▶ Goal
Write out each line word for word. Drop pictures.

▶ Provided material
-- BEGIN --

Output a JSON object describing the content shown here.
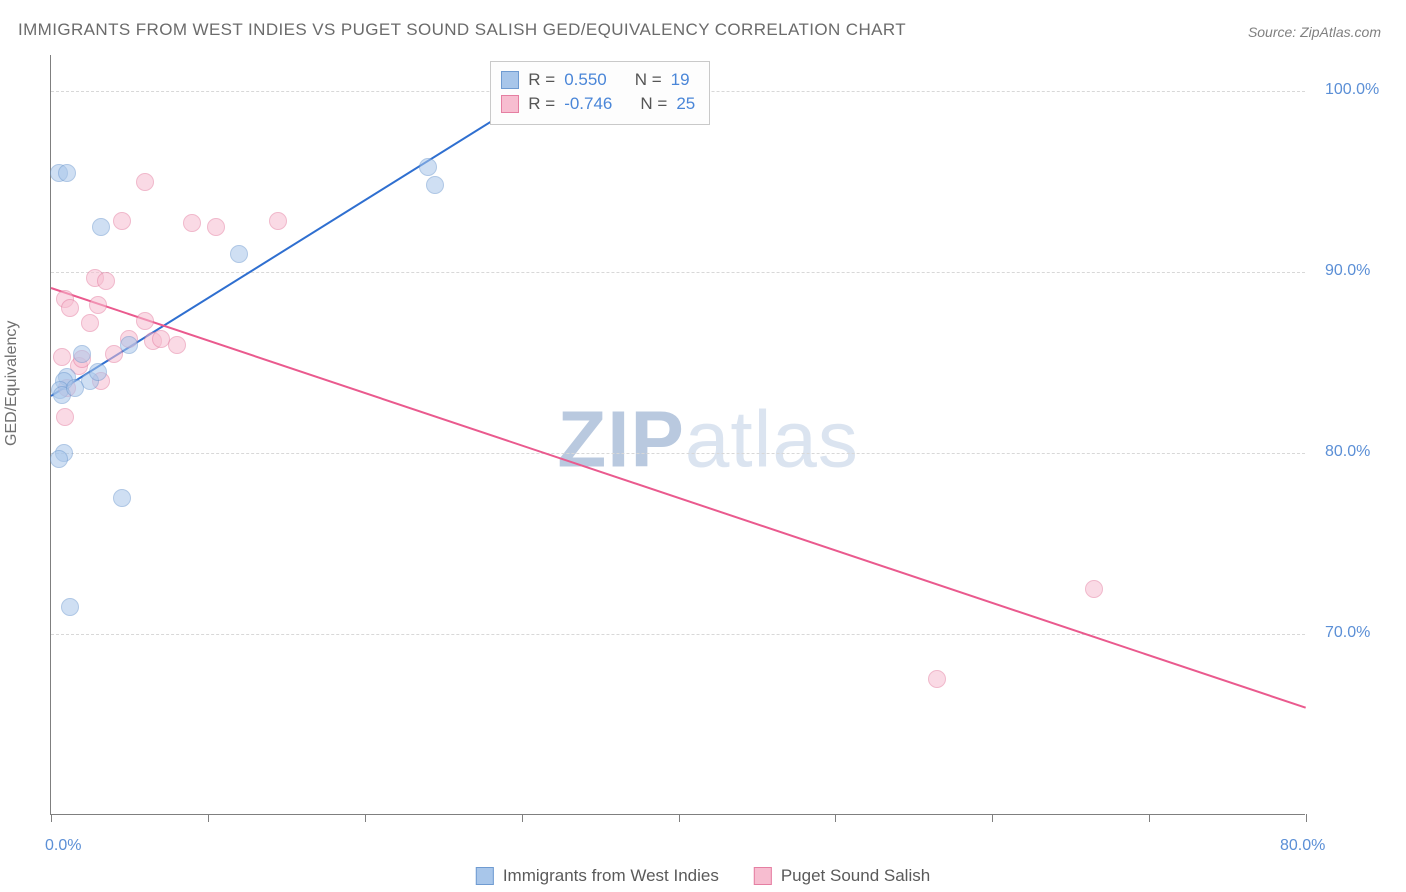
{
  "title": "IMMIGRANTS FROM WEST INDIES VS PUGET SOUND SALISH GED/EQUIVALENCY CORRELATION CHART",
  "source": "Source: ZipAtlas.com",
  "yaxis_title": "GED/Equivalency",
  "watermark": {
    "part1": "ZIP",
    "part2": "atlas"
  },
  "chart": {
    "type": "scatter",
    "background_color": "#ffffff",
    "grid_color": "#d8d8d8",
    "axis_color": "#7f7f7f",
    "tick_label_color": "#5b8fd6",
    "axis_title_color": "#707070",
    "label_fontsize": 16,
    "xlim": [
      0,
      80
    ],
    "ylim": [
      60,
      102
    ],
    "xticks": [
      0,
      10,
      20,
      30,
      40,
      50,
      60,
      70,
      80
    ],
    "xtick_labels": {
      "0": "0.0%",
      "80": "80.0%"
    },
    "yticks": [
      70,
      80,
      90,
      100
    ],
    "ytick_labels": {
      "70": "70.0%",
      "80": "80.0%",
      "90": "90.0%",
      "100": "100.0%"
    },
    "marker_radius": 9,
    "marker_opacity": 0.55,
    "line_width": 2
  },
  "series": {
    "a": {
      "label": "Immigrants from West Indies",
      "fill": "#a8c6ea",
      "stroke": "#6f9bd1",
      "line_color": "#2f6fd0",
      "R": "0.550",
      "N": "19",
      "points": [
        [
          0.5,
          95.5
        ],
        [
          1.0,
          95.5
        ],
        [
          3.2,
          92.5
        ],
        [
          12.0,
          91.0
        ],
        [
          2.0,
          85.5
        ],
        [
          1.0,
          84.2
        ],
        [
          0.8,
          84.0
        ],
        [
          2.5,
          84.0
        ],
        [
          3.0,
          84.5
        ],
        [
          0.6,
          83.5
        ],
        [
          0.7,
          83.2
        ],
        [
          1.5,
          83.6
        ],
        [
          0.8,
          80.0
        ],
        [
          0.5,
          79.7
        ],
        [
          4.5,
          77.5
        ],
        [
          1.2,
          71.5
        ],
        [
          24.0,
          95.8
        ],
        [
          24.5,
          94.8
        ],
        [
          5.0,
          86.0
        ]
      ],
      "trend": {
        "x1": 0,
        "y1": 83.2,
        "x2": 32,
        "y2": 100.5
      }
    },
    "b": {
      "label": "Puget Sound Salish",
      "fill": "#f7bdd0",
      "stroke": "#e57fa2",
      "line_color": "#ea5a8e",
      "R": "-0.746",
      "N": "25",
      "points": [
        [
          6.0,
          95.0
        ],
        [
          4.5,
          92.8
        ],
        [
          9.0,
          92.7
        ],
        [
          10.5,
          92.5
        ],
        [
          14.5,
          92.8
        ],
        [
          2.8,
          89.7
        ],
        [
          3.5,
          89.5
        ],
        [
          0.9,
          88.5
        ],
        [
          1.2,
          88.0
        ],
        [
          2.5,
          87.2
        ],
        [
          6.0,
          87.3
        ],
        [
          5.0,
          86.3
        ],
        [
          6.5,
          86.2
        ],
        [
          7.0,
          86.3
        ],
        [
          0.7,
          85.3
        ],
        [
          1.8,
          84.8
        ],
        [
          1.0,
          83.6
        ],
        [
          3.2,
          84.0
        ],
        [
          8.0,
          86.0
        ],
        [
          2.0,
          85.2
        ],
        [
          0.9,
          82.0
        ],
        [
          4.0,
          85.5
        ],
        [
          66.5,
          72.5
        ],
        [
          56.5,
          67.5
        ],
        [
          3.0,
          88.2
        ]
      ],
      "trend": {
        "x1": 0,
        "y1": 89.2,
        "x2": 80,
        "y2": 66.0
      }
    }
  },
  "corr_box": {
    "R_label": "R  =",
    "N_label": "N  ="
  }
}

-- END --

▶ Solution to the problem
Output a JSON object describing the content shown here.
{
  "title": "IMMIGRANTS FROM WEST INDIES VS PUGET SOUND SALISH GED/EQUIVALENCY CORRELATION CHART",
  "source": "Source: ZipAtlas.com",
  "yaxis_title": "GED/Equivalency",
  "watermark": {
    "part1": "ZIP",
    "part2": "atlas"
  },
  "chart": {
    "type": "scatter",
    "background_color": "#ffffff",
    "grid_color": "#d8d8d8",
    "axis_color": "#7f7f7f",
    "tick_label_color": "#5b8fd6",
    "axis_title_color": "#707070",
    "label_fontsize": 16,
    "xlim": [
      0,
      80
    ],
    "ylim": [
      60,
      102
    ],
    "xticks": [
      0,
      10,
      20,
      30,
      40,
      50,
      60,
      70,
      80
    ],
    "xtick_labels": {
      "0": "0.0%",
      "80": "80.0%"
    },
    "yticks": [
      70,
      80,
      90,
      100
    ],
    "ytick_labels": {
      "70": "70.0%",
      "80": "80.0%",
      "90": "90.0%",
      "100": "100.0%"
    },
    "marker_radius": 9,
    "marker_opacity": 0.55,
    "line_width": 2
  },
  "series": {
    "a": {
      "label": "Immigrants from West Indies",
      "fill": "#a8c6ea",
      "stroke": "#6f9bd1",
      "line_color": "#2f6fd0",
      "R": "0.550",
      "N": "19",
      "points": [
        [
          0.5,
          95.5
        ],
        [
          1.0,
          95.5
        ],
        [
          3.2,
          92.5
        ],
        [
          12.0,
          91.0
        ],
        [
          2.0,
          85.5
        ],
        [
          1.0,
          84.2
        ],
        [
          0.8,
          84.0
        ],
        [
          2.5,
          84.0
        ],
        [
          3.0,
          84.5
        ],
        [
          0.6,
          83.5
        ],
        [
          0.7,
          83.2
        ],
        [
          1.5,
          83.6
        ],
        [
          0.8,
          80.0
        ],
        [
          0.5,
          79.7
        ],
        [
          4.5,
          77.5
        ],
        [
          1.2,
          71.5
        ],
        [
          24.0,
          95.8
        ],
        [
          24.5,
          94.8
        ],
        [
          5.0,
          86.0
        ]
      ],
      "trend": {
        "x1": 0,
        "y1": 83.2,
        "x2": 32,
        "y2": 100.5
      }
    },
    "b": {
      "label": "Puget Sound Salish",
      "fill": "#f7bdd0",
      "stroke": "#e57fa2",
      "line_color": "#ea5a8e",
      "R": "-0.746",
      "N": "25",
      "points": [
        [
          6.0,
          95.0
        ],
        [
          4.5,
          92.8
        ],
        [
          9.0,
          92.7
        ],
        [
          10.5,
          92.5
        ],
        [
          14.5,
          92.8
        ],
        [
          2.8,
          89.7
        ],
        [
          3.5,
          89.5
        ],
        [
          0.9,
          88.5
        ],
        [
          1.2,
          88.0
        ],
        [
          2.5,
          87.2
        ],
        [
          6.0,
          87.3
        ],
        [
          5.0,
          86.3
        ],
        [
          6.5,
          86.2
        ],
        [
          7.0,
          86.3
        ],
        [
          0.7,
          85.3
        ],
        [
          1.8,
          84.8
        ],
        [
          1.0,
          83.6
        ],
        [
          3.2,
          84.0
        ],
        [
          8.0,
          86.0
        ],
        [
          2.0,
          85.2
        ],
        [
          0.9,
          82.0
        ],
        [
          4.0,
          85.5
        ],
        [
          66.5,
          72.5
        ],
        [
          56.5,
          67.5
        ],
        [
          3.0,
          88.2
        ]
      ],
      "trend": {
        "x1": 0,
        "y1": 89.2,
        "x2": 80,
        "y2": 66.0
      }
    }
  },
  "corr_box": {
    "R_label": "R  =",
    "N_label": "N  ="
  }
}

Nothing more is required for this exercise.